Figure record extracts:
--------------------

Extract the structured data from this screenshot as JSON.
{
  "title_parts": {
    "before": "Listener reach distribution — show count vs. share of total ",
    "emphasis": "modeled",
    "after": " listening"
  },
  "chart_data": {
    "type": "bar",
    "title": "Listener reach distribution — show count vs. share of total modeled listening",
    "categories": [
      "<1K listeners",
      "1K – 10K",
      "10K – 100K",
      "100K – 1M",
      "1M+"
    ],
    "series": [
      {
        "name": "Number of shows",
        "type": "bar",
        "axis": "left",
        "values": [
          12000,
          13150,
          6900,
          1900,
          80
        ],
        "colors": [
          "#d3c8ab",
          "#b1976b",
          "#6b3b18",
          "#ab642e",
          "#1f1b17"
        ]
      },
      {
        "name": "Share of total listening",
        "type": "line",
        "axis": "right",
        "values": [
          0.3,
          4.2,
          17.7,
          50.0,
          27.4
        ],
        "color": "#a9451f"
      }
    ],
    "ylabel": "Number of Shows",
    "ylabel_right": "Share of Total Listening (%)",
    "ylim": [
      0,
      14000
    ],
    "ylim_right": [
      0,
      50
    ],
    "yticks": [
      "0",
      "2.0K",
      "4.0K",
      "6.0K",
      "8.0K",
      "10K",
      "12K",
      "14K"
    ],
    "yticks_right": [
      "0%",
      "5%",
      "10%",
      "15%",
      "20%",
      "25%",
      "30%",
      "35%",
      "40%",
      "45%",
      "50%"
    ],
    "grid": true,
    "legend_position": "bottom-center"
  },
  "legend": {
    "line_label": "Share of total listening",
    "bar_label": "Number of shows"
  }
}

--------------------

__INSTRUCTIONS TO FOLLOW__. The lines above should be duplicated exactly.

__EXPECTED ANSWER__.
Extract the structured data from this screenshot as JSON.
{
  "title_parts": {
    "before": "Listener reach distribution — show count vs. share of total ",
    "emphasis": "modeled",
    "after": " listening"
  },
  "chart_data": {
    "type": "bar",
    "title": "Listener reach distribution — show count vs. share of total modeled listening",
    "categories": [
      "<1K listeners",
      "1K – 10K",
      "10K – 100K",
      "100K – 1M",
      "1M+"
    ],
    "series": [
      {
        "name": "Number of shows",
        "type": "bar",
        "axis": "left",
        "values": [
          12000,
          13150,
          6900,
          1900,
          80
        ],
        "colors": [
          "#d3c8ab",
          "#b1976b",
          "#6b3b18",
          "#ab642e",
          "#1f1b17"
        ]
      },
      {
        "name": "Share of total listening",
        "type": "line",
        "axis": "right",
        "values": [
          0.3,
          4.2,
          17.7,
          50.0,
          27.4
        ],
        "color": "#a9451f"
      }
    ],
    "ylabel": "Number of Shows",
    "ylabel_right": "Share of Total Listening (%)",
    "ylim": [
      0,
      14000
    ],
    "ylim_right": [
      0,
      50
    ],
    "yticks": [
      "0",
      "2.0K",
      "4.0K",
      "6.0K",
      "8.0K",
      "10K",
      "12K",
      "14K"
    ],
    "yticks_right": [
      "0%",
      "5%",
      "10%",
      "15%",
      "20%",
      "25%",
      "30%",
      "35%",
      "40%",
      "45%",
      "50%"
    ],
    "grid": true,
    "legend_position": "bottom-center"
  },
  "legend": {
    "line_label": "Share of total listening",
    "bar_label": "Number of shows"
  }
}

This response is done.